■ **DIRECTIONS**
Look below and pull out each line with the word "дроссельному".

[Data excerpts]
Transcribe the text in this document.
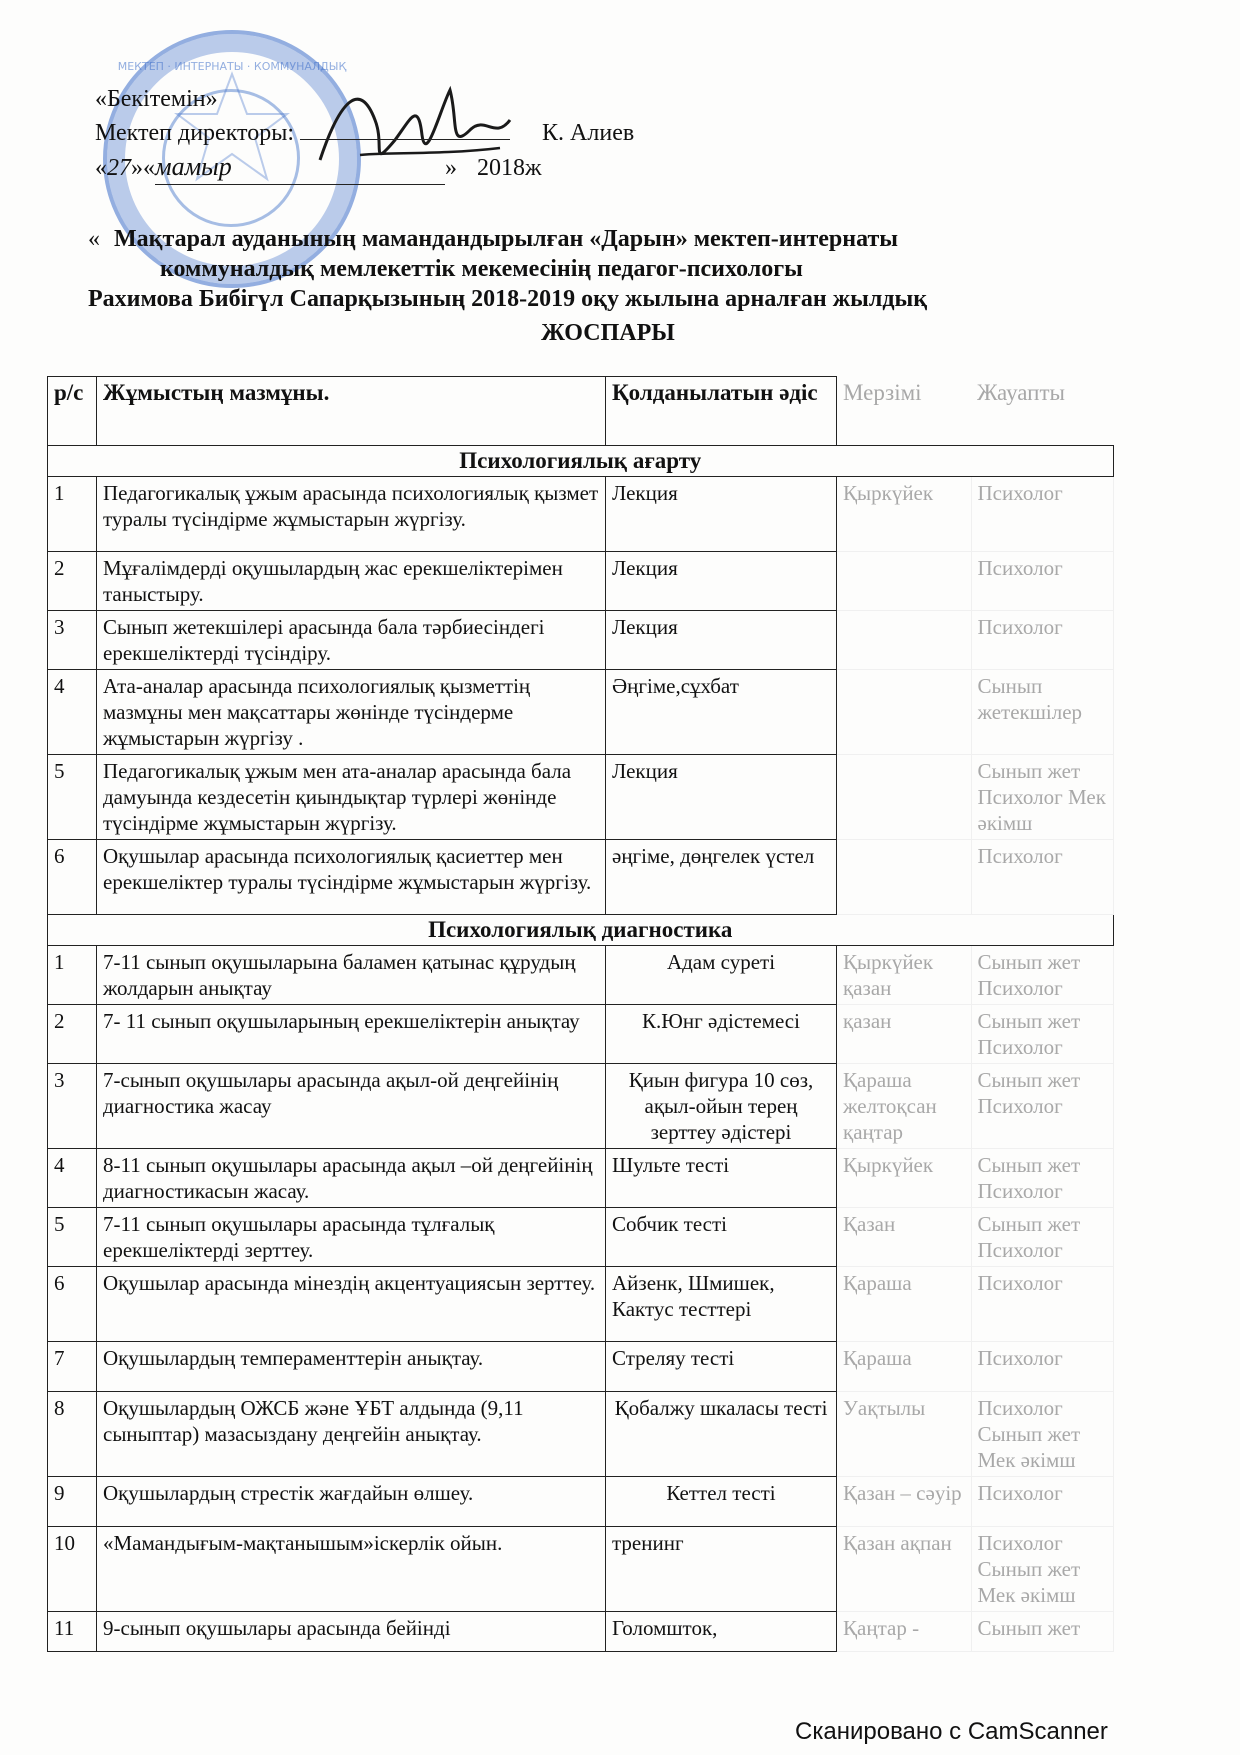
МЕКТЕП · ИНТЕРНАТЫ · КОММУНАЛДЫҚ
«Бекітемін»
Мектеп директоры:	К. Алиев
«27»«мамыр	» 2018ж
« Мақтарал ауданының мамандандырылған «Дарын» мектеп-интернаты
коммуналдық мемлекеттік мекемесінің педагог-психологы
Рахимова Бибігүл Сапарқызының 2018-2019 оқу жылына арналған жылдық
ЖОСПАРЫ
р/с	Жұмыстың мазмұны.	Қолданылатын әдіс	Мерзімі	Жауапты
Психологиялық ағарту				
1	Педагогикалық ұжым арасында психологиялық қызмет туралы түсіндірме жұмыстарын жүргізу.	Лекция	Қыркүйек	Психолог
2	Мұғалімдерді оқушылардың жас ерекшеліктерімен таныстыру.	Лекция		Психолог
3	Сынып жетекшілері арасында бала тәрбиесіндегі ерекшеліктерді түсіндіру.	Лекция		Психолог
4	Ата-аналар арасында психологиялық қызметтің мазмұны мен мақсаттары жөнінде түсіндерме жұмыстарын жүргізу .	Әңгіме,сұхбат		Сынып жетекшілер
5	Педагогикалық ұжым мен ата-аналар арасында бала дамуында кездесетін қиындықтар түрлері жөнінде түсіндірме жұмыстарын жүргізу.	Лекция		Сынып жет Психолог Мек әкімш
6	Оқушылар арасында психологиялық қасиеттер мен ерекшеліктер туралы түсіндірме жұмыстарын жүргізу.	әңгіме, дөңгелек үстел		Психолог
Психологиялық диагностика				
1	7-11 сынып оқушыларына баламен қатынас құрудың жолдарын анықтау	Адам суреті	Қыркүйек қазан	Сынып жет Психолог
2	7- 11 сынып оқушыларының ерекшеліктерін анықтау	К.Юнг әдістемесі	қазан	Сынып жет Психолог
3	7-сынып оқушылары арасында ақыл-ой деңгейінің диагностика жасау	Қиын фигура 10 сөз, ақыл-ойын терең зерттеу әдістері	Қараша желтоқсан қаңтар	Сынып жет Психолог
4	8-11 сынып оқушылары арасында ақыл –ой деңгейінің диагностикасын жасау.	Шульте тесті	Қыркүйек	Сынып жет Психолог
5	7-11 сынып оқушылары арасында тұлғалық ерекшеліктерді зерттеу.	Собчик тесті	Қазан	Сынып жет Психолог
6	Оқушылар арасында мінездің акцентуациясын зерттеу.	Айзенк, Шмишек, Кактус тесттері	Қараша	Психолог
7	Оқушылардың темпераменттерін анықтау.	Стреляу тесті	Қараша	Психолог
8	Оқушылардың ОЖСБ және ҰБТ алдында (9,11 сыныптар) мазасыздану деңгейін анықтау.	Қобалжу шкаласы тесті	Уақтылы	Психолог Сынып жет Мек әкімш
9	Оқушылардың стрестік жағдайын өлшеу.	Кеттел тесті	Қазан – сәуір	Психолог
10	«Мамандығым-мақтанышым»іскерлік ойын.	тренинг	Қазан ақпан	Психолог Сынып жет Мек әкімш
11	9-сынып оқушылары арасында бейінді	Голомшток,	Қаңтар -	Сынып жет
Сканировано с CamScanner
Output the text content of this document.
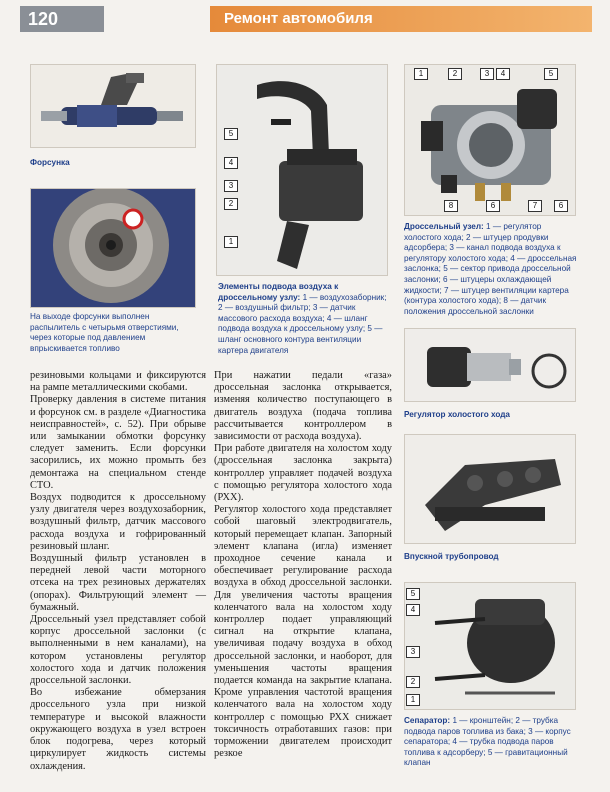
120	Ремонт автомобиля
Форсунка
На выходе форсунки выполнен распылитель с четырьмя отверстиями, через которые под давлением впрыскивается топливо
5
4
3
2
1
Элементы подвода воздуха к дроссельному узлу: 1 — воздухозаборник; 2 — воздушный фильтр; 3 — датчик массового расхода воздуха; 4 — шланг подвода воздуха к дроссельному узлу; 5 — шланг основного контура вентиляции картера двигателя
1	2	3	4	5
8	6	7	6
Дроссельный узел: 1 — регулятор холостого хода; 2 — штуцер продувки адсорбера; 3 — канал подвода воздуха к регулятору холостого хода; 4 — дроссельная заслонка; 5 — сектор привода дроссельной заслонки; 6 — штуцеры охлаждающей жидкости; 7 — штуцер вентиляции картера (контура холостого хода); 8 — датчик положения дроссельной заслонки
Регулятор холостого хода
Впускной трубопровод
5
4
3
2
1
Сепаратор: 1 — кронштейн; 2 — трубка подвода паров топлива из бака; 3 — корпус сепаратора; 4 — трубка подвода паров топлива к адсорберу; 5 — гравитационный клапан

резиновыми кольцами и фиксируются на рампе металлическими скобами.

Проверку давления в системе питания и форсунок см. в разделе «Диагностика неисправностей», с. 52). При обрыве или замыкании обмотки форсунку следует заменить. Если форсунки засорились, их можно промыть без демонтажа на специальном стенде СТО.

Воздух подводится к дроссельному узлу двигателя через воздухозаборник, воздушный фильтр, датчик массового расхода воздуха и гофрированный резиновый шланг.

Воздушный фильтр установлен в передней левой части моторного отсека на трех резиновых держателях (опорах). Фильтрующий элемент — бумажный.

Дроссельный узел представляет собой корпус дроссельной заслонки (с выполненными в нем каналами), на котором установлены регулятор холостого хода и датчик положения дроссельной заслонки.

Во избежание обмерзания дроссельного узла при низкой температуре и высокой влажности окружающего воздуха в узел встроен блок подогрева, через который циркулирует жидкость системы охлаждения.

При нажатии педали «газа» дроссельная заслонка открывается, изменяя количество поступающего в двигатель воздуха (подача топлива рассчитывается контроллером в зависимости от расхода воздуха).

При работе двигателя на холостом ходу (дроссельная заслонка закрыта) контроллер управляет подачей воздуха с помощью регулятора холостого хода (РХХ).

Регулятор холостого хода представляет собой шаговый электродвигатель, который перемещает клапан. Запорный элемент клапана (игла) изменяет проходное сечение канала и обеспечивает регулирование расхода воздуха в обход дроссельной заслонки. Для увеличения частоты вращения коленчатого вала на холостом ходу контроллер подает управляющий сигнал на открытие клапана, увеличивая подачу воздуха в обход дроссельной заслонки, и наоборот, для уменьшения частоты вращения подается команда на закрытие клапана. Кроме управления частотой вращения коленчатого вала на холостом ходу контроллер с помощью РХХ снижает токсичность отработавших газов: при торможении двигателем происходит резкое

■ **CORRECT OUTPUT**
Элементы подвода воздуха к дроссельному узлу: 1 — воздухозаборник; 2 — воздушный фильтр; 3 — датчик массового расхода воздуха; 4 — шланг подвода воздуха к дроссельному узлу; 5 — шланг основного контура вентиляции картера двигателя
Воздух подводится к дроссельному узлу двигателя через воздухозаборник, воздушный фильтр, датчик массового расхода воздуха и гофрированный резиновый шланг.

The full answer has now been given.